### AIM OF THE TASK
All the data should come back exactly as it was given.

(Collection entries)
*****

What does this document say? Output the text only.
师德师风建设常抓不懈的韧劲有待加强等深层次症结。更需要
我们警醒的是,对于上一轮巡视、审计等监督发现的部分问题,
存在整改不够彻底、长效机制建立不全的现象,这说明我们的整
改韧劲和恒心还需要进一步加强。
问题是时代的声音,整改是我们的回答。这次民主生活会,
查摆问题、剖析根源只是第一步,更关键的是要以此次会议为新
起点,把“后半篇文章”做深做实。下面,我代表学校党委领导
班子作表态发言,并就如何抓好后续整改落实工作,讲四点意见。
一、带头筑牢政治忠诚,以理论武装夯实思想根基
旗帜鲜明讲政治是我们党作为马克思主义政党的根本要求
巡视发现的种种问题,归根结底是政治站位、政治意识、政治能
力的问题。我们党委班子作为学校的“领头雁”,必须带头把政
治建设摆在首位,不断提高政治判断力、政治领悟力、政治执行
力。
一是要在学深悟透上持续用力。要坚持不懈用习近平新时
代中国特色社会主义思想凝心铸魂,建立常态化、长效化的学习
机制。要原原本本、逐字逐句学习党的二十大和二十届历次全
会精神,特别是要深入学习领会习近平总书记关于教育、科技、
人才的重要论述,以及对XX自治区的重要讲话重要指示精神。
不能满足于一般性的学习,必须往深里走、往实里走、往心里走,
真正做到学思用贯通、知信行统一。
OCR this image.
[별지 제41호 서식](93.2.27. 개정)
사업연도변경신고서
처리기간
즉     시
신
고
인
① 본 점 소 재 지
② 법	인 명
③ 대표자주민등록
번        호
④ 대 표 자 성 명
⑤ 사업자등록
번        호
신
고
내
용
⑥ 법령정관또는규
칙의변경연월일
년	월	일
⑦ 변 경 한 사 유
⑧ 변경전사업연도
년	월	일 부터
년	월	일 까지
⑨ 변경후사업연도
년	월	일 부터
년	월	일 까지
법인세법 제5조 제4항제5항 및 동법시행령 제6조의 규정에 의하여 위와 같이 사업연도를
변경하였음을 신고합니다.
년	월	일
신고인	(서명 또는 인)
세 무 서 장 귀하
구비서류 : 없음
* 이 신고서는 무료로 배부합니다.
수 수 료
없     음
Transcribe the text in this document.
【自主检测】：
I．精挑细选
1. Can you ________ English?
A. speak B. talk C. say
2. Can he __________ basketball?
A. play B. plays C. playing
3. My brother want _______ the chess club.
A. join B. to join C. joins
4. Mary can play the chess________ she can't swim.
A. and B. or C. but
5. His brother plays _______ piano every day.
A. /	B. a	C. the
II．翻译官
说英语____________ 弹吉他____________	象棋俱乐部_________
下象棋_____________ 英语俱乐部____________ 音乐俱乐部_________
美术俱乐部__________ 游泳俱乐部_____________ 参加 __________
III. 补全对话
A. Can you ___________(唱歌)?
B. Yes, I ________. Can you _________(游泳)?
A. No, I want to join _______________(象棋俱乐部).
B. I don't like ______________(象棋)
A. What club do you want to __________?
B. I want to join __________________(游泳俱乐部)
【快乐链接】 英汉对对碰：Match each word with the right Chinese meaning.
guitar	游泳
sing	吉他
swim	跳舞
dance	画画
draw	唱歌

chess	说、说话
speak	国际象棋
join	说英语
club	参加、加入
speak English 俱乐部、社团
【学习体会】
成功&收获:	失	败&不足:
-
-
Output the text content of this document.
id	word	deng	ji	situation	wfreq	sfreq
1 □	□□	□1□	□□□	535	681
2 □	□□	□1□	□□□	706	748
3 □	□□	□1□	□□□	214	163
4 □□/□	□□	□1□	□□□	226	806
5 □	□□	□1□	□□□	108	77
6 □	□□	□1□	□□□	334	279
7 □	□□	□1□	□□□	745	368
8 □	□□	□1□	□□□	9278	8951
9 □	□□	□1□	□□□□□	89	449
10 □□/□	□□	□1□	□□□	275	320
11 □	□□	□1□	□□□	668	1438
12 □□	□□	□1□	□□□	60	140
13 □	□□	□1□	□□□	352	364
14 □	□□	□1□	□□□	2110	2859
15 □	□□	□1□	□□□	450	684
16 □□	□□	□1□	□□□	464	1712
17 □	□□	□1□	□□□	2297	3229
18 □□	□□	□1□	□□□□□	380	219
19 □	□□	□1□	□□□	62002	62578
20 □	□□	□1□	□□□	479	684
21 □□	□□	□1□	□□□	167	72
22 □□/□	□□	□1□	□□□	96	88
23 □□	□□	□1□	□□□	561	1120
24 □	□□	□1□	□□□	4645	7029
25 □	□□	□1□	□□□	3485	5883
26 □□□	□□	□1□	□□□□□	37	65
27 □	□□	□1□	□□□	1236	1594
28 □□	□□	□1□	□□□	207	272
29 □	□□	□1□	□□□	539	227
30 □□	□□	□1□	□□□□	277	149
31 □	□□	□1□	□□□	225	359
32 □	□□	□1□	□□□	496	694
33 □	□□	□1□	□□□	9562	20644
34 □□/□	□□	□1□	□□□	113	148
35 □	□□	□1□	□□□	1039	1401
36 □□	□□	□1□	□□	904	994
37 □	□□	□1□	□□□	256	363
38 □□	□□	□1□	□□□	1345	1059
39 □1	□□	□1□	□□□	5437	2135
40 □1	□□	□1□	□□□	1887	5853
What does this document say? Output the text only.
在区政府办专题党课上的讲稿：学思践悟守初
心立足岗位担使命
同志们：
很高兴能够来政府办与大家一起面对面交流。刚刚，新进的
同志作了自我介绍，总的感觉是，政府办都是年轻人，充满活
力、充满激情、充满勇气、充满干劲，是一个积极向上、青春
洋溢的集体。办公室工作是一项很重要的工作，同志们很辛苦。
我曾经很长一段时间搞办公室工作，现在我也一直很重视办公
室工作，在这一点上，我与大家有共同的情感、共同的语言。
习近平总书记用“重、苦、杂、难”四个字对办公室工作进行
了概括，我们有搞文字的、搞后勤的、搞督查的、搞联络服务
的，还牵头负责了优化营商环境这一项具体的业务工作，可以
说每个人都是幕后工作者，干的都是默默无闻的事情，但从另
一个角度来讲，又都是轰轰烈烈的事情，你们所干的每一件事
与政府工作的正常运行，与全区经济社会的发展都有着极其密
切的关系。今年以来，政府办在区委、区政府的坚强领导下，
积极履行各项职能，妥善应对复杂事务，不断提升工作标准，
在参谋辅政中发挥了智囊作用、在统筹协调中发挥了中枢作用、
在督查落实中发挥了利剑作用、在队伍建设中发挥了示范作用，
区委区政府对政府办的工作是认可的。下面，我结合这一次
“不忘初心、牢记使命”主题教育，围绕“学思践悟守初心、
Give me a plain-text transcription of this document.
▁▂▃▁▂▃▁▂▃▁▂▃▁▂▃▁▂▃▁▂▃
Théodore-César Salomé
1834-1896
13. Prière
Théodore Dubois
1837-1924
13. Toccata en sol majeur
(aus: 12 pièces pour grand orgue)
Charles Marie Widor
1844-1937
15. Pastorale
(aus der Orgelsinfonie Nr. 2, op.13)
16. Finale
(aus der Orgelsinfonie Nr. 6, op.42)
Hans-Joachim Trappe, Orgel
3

*****

### WRITTEN RESPONSE
What does this document say? Output the text only.
师德师风建设常抓不懈的韧劲有待加强等深层次症结。更需要
我们警醒的是,对于上一轮巡视、审计等监督发现的部分问题,
存在整改不够彻底、长效机制建立不全的现象,这说明我们的整
改韧劲和恒心还需要进一步加强。
问题是时代的声音,整改是我们的回答。这次民主生活会,
查摆问题、剖析根源只是第一步,更关键的是要以此次会议为新
起点,把“后半篇文章”做深做实。下面,我代表学校党委领导
班子作表态发言,并就如何抓好后续整改落实工作,讲四点意见。
一、带头筑牢政治忠诚,以理论武装夯实思想根基
旗帜鲜明讲政治是我们党作为马克思主义政党的根本要求
巡视发现的种种问题,归根结底是政治站位、政治意识、政治能
力的问题。我们党委班子作为学校的“领头雁”,必须带头把政
治建设摆在首位,不断提高政治判断力、政治领悟力、政治执行
力。
一是要在学深悟透上持续用力。要坚持不懈用习近平新时
代中国特色社会主义思想凝心铸魂,建立常态化、长效化的学习
机制。要原原本本、逐字逐句学习党的二十大和二十届历次全
会精神,特别是要深入学习领会习近平总书记关于教育、科技、
人才的重要论述,以及对XX自治区的重要讲话重要指示精神。
不能满足于一般性的学习,必须往深里走、往实里走、往心里走,
真正做到学思用贯通、知信行统一。
OCR this image.
[별지 제41호 서식](93.2.27. 개정)
사업연도변경신고서
처리기간
즉     시
신
고
인
① 본 점 소 재 지
② 법	인 명
③ 대표자주민등록
번        호
④ 대 표 자 성 명
⑤ 사업자등록
번        호
신
고
내
용
⑥ 법령정관또는규
칙의변경연월일
년	월	일
⑦ 변 경 한 사 유
⑧ 변경전사업연도
년	월	일 부터
년	월	일 까지
⑨ 변경후사업연도
년	월	일 부터
년	월	일 까지
법인세법 제5조 제4항제5항 및 동법시행령 제6조의 규정에 의하여 위와 같이 사업연도를
변경하였음을 신고합니다.
년	월	일
신고인	(서명 또는 인)
세 무 서 장 귀하
구비서류 : 없음
* 이 신고서는 무료로 배부합니다.
수 수 료
없     음
Transcribe the text in this document.
【自主检测】：
I．精挑细选
1. Can you ________ English?
A. speak B. talk C. say
2. Can he __________ basketball?
A. play B. plays C. playing
3. My brother want _______ the chess club.
A. join B. to join C. joins
4. Mary can play the chess________ she can't swim.
A. and B. or C. but
5. His brother plays _______ piano every day.
A. /	B. a	C. the
II．翻译官
说英语____________ 弹吉他____________	象棋俱乐部_________
下象棋_____________ 英语俱乐部____________ 音乐俱乐部_________
美术俱乐部__________ 游泳俱乐部_____________ 参加 __________
III. 补全对话
A. Can you ___________(唱歌)?
B. Yes, I ________. Can you _________(游泳)?
A. No, I want to join _______________(象棋俱乐部).
B. I don't like ______________(象棋)
A. What club do you want to __________?
B. I want to join __________________(游泳俱乐部)
【快乐链接】 英汉对对碰：Match each word with the right Chinese meaning.
guitar	游泳
sing	吉他
swim	跳舞
dance	画画
draw	唱歌

chess	说、说话
speak	国际象棋
join	说英语
club	参加、加入
speak English 俱乐部、社团
【学习体会】
成功&收获:	失	败&不足:
-
-
Output the text content of this document.
id	word	deng	ji	situation	wfreq	sfreq
1 □	□□	□1□	□□□	535	681
2 □	□□	□1□	□□□	706	748
3 □	□□	□1□	□□□	214	163
4 □□/□	□□	□1□	□□□	226	806
5 □	□□	□1□	□□□	108	77
6 □	□□	□1□	□□□	334	279
7 □	□□	□1□	□□□	745	368
8 □	□□	□1□	□□□	9278	8951
9 □	□□	□1□	□□□□□	89	449
10 □□/□	□□	□1□	□□□	275	320
11 □	□□	□1□	□□□	668	1438
12 □□	□□	□1□	□□□	60	140
13 □	□□	□1□	□□□	352	364
14 □	□□	□1□	□□□	2110	2859
15 □	□□	□1□	□□□	450	684
16 □□	□□	□1□	□□□	464	1712
17 □	□□	□1□	□□□	2297	3229
18 □□	□□	□1□	□□□□□	380	219
19 □	□□	□1□	□□□	62002	62578
20 □	□□	□1□	□□□	479	684
21 □□	□□	□1□	□□□	167	72
22 □□/□	□□	□1□	□□□	96	88
23 □□	□□	□1□	□□□	561	1120
24 □	□□	□1□	□□□	4645	7029
25 □	□□	□1□	□□□	3485	5883
26 □□□	□□	□1□	□□□□□	37	65
27 □	□□	□1□	□□□	1236	1594
28 □□	□□	□1□	□□□	207	272
29 □	□□	□1□	□□□	539	227
30 □□	□□	□1□	□□□□	277	149
31 □	□□	□1□	□□□	225	359
32 □	□□	□1□	□□□	496	694
33 □	□□	□1□	□□□	9562	20644
34 □□/□	□□	□1□	□□□	113	148
35 □	□□	□1□	□□□	1039	1401
36 □□	□□	□1□	□□	904	994
37 □	□□	□1□	□□□	256	363
38 □□	□□	□1□	□□□	1345	1059
39 □1	□□	□1□	□□□	5437	2135
40 □1	□□	□1□	□□□	1887	5853
What does this document say? Output the text only.
在区政府办专题党课上的讲稿：学思践悟守初
心立足岗位担使命
同志们：
很高兴能够来政府办与大家一起面对面交流。刚刚，新进的
同志作了自我介绍，总的感觉是，政府办都是年轻人，充满活
力、充满激情、充满勇气、充满干劲，是一个积极向上、青春
洋溢的集体。办公室工作是一项很重要的工作，同志们很辛苦。
我曾经很长一段时间搞办公室工作，现在我也一直很重视办公
室工作，在这一点上，我与大家有共同的情感、共同的语言。
习近平总书记用“重、苦、杂、难”四个字对办公室工作进行
了概括，我们有搞文字的、搞后勤的、搞督查的、搞联络服务
的，还牵头负责了优化营商环境这一项具体的业务工作，可以
说每个人都是幕后工作者，干的都是默默无闻的事情，但从另
一个角度来讲，又都是轰轰烈烈的事情，你们所干的每一件事
与政府工作的正常运行，与全区经济社会的发展都有着极其密
切的关系。今年以来，政府办在区委、区政府的坚强领导下，
积极履行各项职能，妥善应对复杂事务，不断提升工作标准，
在参谋辅政中发挥了智囊作用、在统筹协调中发挥了中枢作用、
在督查落实中发挥了利剑作用、在队伍建设中发挥了示范作用，
区委区政府对政府办的工作是认可的。下面，我结合这一次
“不忘初心、牢记使命”主题教育，围绕“学思践悟守初心、
Give me a plain-text transcription of this document.
▁▂▃▁▂▃▁▂▃▁▂▃▁▂▃▁▂▃▁▂▃
Théodore-César Salomé
1834-1896
13. Prière
Théodore Dubois
1837-1924
13. Toccata en sol majeur
(aus: 12 pièces pour grand orgue)
Charles Marie Widor
1844-1937
15. Pastorale
(aus der Orgelsinfonie Nr. 2, op.13)
16. Finale
(aus der Orgelsinfonie Nr. 6, op.42)
Hans-Joachim Trappe, Orgel
3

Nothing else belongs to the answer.